Define FICNN Network Architecture

Use the buildConstrainedNetwork function to create a fully input convex neural network suitable for this data set.

  • The CIFAR-10 images are 32-by-32 pixels. Therefore, create a fully convex network specifying the inputSize=[32 32 3].
  • Specify a vector a hidden unit sizes of decreasing value in numHiddenUnits. The final number of outputs of the network must be equal to the number of classes, which in this example is 10.
inputSize = [32 32 3];
numHiddenUnits = [512 128 32 10];

Seed the network initialization for reproducibility.

rng(0);
ficnnet = buildConstrainedNetwork("fully-convex",inputSize,numHiddenUnits)
ficnnet = 
  dlnetwork with properties:

         Layers: [15x1 nnet.cnn.layer.Layer]
    Connections: [17x2 table]
     Learnables: [14x3 table]
          State: [0x3 table]
     InputNames: {'image_input'}
    OutputNames: {'add_4'}
    Initialized: 1

  View summary with summary.

plot(ficnnet)

Specify Training Options

Train for a specified number of epochs with a mini-batch size of 256. To attain high training accuracy, you may need to train for a larger number of epochs, for example numEpochs=8000, which could take several hours.

> _COMPLETE THE FOLLOWING_
- 1) Answer from the FICNN excerpt:
(a) How large are the CIFAR-10 images, in pixels?
(b) What mini-batch size is used for training?
(c) How many layers does the displayed ficnnet have?
- 2) Extend the FICNN excerpt, continuing after its final sentence about training for a larger number of epochs.
The entries after this point have no connection to the FICNN excerpt.

> _SUPPLIED MATERIAL_
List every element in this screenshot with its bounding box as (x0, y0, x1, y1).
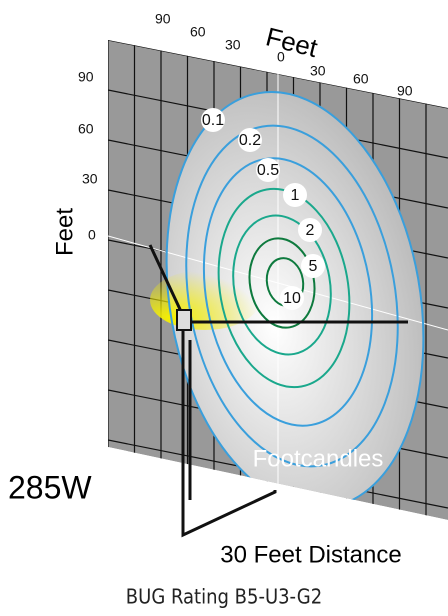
pole (181, 330, 277, 538)
contour-label-bg (301, 254, 325, 278)
left-tick: 30 (82, 171, 98, 187)
top-tick: 0 (277, 49, 285, 65)
top-tick: 30 (225, 37, 241, 53)
contour-label: 2 (306, 222, 315, 239)
wattage: 285W (8, 469, 92, 505)
contour-label: 0.2 (239, 132, 261, 149)
left-tick: 60 (78, 121, 94, 137)
distance: 30 Feet Distance (220, 541, 401, 568)
contour-label: 0.1 (202, 112, 224, 129)
contour-label-bg (280, 286, 304, 310)
contour-label-bg (283, 183, 307, 207)
top-tick: 30 (310, 63, 326, 79)
contour-label: 10 (283, 290, 301, 307)
contour-label: 5 (309, 258, 318, 275)
contour-label: 0.5 (257, 162, 279, 179)
bug-rating: BUG Rating B5-U3-G2 (126, 585, 322, 609)
contour-label: 1 (291, 187, 300, 204)
left-tick: 0 (88, 227, 96, 243)
top-tick: 60 (190, 24, 206, 40)
luminaire (176, 309, 192, 331)
left-tick: 90 (78, 69, 94, 85)
left-axis-label: Feet (51, 208, 78, 256)
top-axis-label: Feet (263, 21, 321, 63)
contour-label-bg (201, 108, 225, 132)
contour-label-bg (238, 128, 262, 152)
top-tick: 90 (397, 83, 413, 99)
top-tick: 90 (155, 11, 171, 27)
contour-label-bg (298, 218, 322, 242)
legend-label: Footcandles (253, 445, 384, 472)
contour-label-bg (256, 158, 280, 182)
top-tick: 60 (353, 71, 369, 87)
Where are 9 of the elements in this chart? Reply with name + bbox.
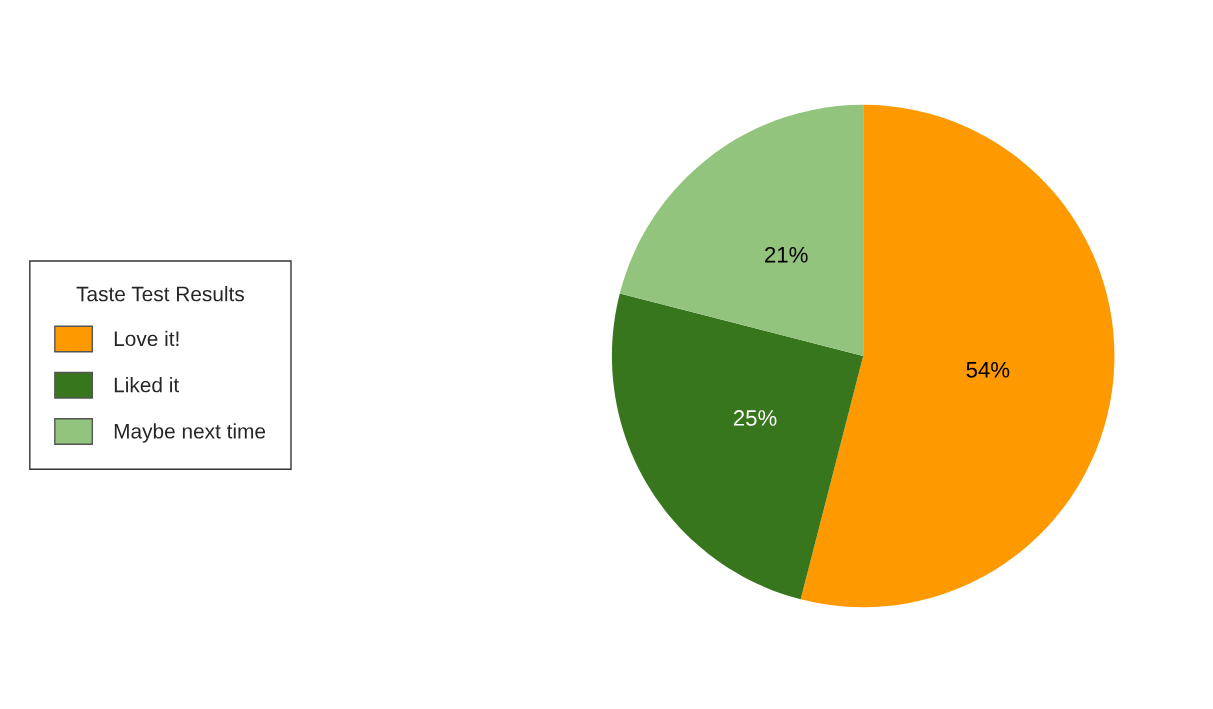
- data-label: 54%: [966, 361, 1010, 378]
- legend-label: Liked it: [114, 377, 180, 393]
- pie-slice: [619, 104, 864, 356]
- data-label: 25%: [733, 410, 777, 426]
- data-label: 21%: [765, 246, 808, 263]
- legend-label: Love it!: [114, 330, 179, 347]
- legend-label: Maybe next time: [114, 423, 266, 443]
- pie-slice: [611, 293, 864, 600]
- legend-title: Taste Test Results: [76, 286, 244, 302]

> _RESPONSES TO THE EXERCISE_
- 1)
(a) 32-by-32 pixels
(b) 256
(c) 15

- 2)
numEpochs = 8000;
miniBatchSize = 256;
initialLearnRate = 0.1;
decay = 0.005;
lossMetric = "crossentropy";

Create a minibatchqueue object that processes and manages mini-batches of images during training. For each mini-batch:

  • Use the custom mini-batch preprocessing function preprocessMiniBatch (defined at the end of this example) to convert the labels to one-hot encoded variables.
  • Format the image data with the dimension labels "SSCB" (spatial, spatial, channel, batch). By default, the minibatchqueue object converts the data to dlarray objects with underlying type single.
  • Discard partial mini-batches.
  • Train on a GPU if one is available. By default, the minibatchqueue object converts each output to a gpuArray if a GPU is available. Using a GPU requires Parallel Computing Toolbox™ and a supported GPU device. For information on supported devices, see GPU Support by Release.
xds = arrayDatastore(XTrain,IterationDimension=4);
tds = arrayDatastore(TTrain,IterationDimension=1);
cds = combine(xds,tds);
mbqTrain = minibatchqueue(cds,...
    MiniBatchSize=miniBatchSize,...
    MiniBatchFcn=@preprocessMiniBatch,...
    MiniBatchFormat=["SSCB" ""], ...
    PartialMiniBatch="discard");

Train Network

Use the trainConstrainedNetwork to train the fully input convex network, using the training options in the previous section. Note that the "crossentropy" loss in the trainConstrainedNetwork applies a softmax operation to the convex network outputs first, before computing the cross-entropy. This is because adding a softmaxLayer operation to the network does not preserve convexity, so the softmax is incorporated into the network loss instead.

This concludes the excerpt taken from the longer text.